**EXERCISE**
Restate each of the lines below word for word and drop every picture.

__________

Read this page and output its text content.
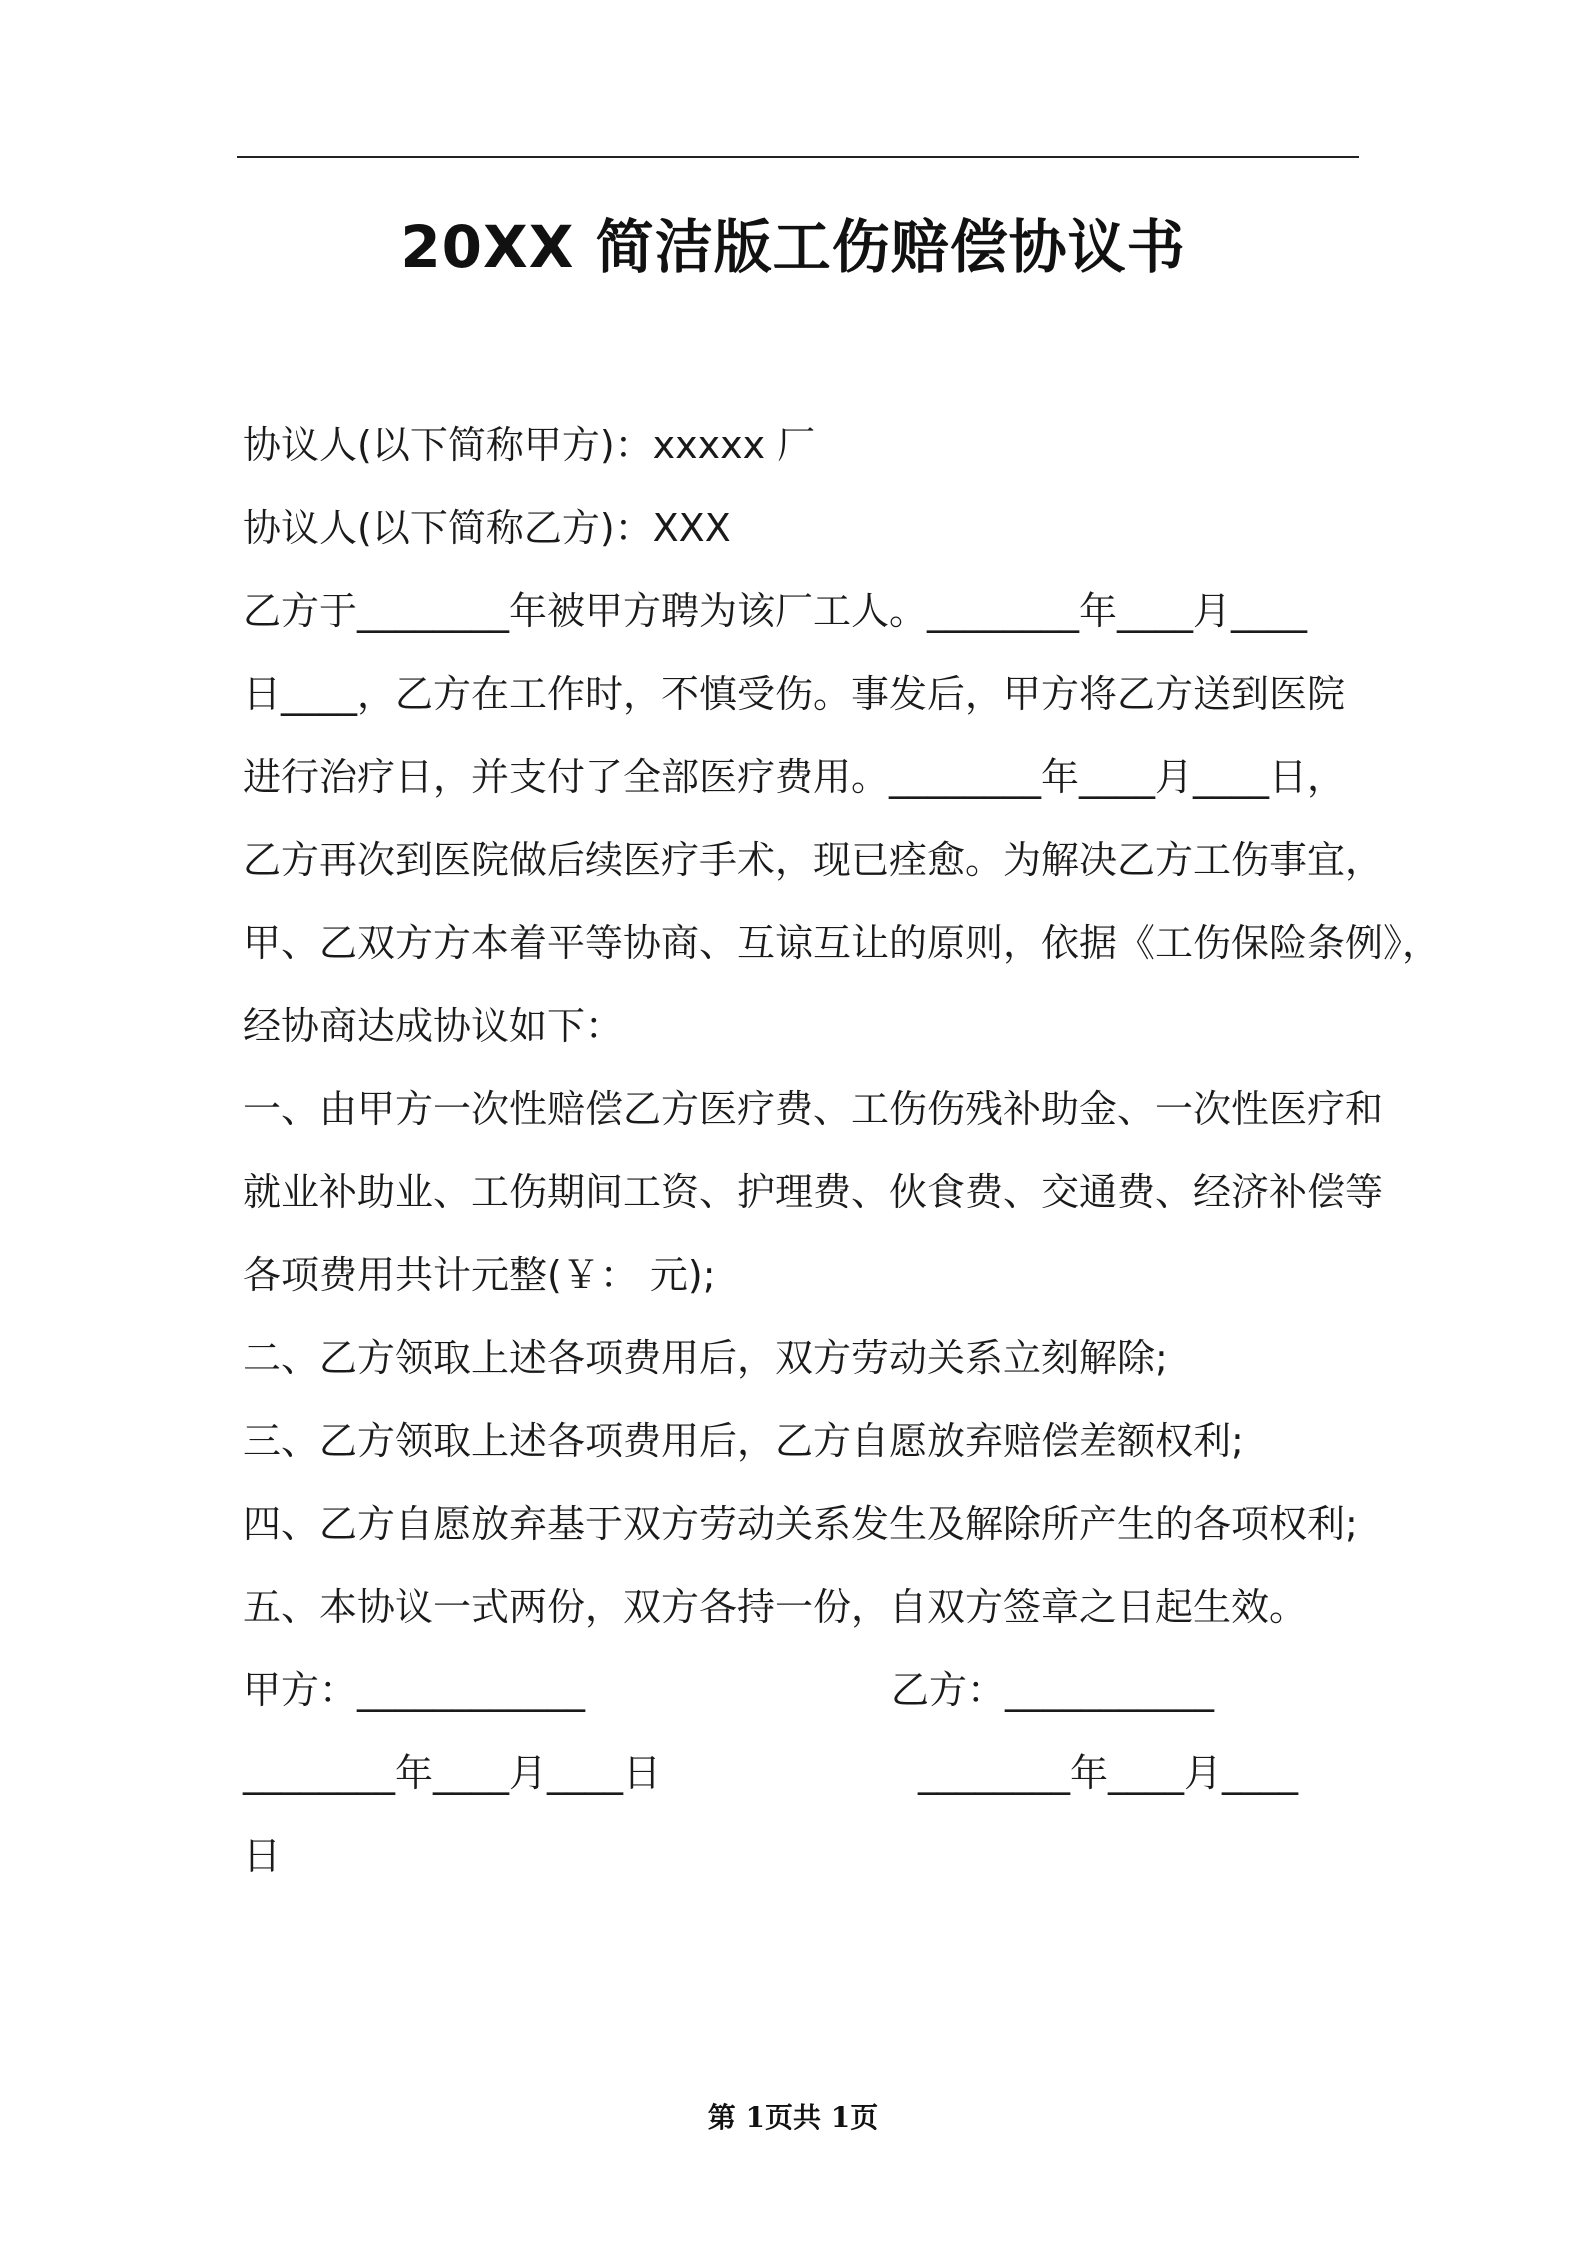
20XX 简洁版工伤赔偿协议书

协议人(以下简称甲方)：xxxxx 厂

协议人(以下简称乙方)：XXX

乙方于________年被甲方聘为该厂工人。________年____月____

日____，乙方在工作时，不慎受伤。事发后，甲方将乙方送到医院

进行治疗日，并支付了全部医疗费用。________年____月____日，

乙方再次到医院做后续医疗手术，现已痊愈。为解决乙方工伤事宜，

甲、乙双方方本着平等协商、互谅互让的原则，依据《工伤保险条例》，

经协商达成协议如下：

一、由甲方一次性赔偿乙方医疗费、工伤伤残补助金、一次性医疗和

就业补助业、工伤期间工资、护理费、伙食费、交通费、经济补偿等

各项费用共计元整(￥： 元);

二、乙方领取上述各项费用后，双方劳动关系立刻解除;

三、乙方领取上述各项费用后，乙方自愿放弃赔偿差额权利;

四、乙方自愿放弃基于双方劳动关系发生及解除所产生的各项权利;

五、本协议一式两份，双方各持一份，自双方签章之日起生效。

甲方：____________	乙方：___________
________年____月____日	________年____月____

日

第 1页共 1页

__________

**THE REPLY**
Read this page and output its text content.
20XX 简洁版工伤赔偿协议书

协议人(以下简称甲方)：xxxxx 厂

协议人(以下简称乙方)：XXX

乙方于________年被甲方聘为该厂工人。________年____月____

日____，乙方在工作时，不慎受伤。事发后，甲方将乙方送到医院

进行治疗日，并支付了全部医疗费用。________年____月____日，

乙方再次到医院做后续医疗手术，现已痊愈。为解决乙方工伤事宜，

甲、乙双方方本着平等协商、互谅互让的原则，依据《工伤保险条例》，

经协商达成协议如下：

一、由甲方一次性赔偿乙方医疗费、工伤伤残补助金、一次性医疗和

就业补助业、工伤期间工资、护理费、伙食费、交通费、经济补偿等

各项费用共计元整(￥： 元);

二、乙方领取上述各项费用后，双方劳动关系立刻解除;

三、乙方领取上述各项费用后，乙方自愿放弃赔偿差额权利;

四、乙方自愿放弃基于双方劳动关系发生及解除所产生的各项权利;

五、本协议一式两份，双方各持一份，自双方签章之日起生效。

甲方：____________	乙方：___________
________年____月____日	________年____月____

日

第 1页共 1页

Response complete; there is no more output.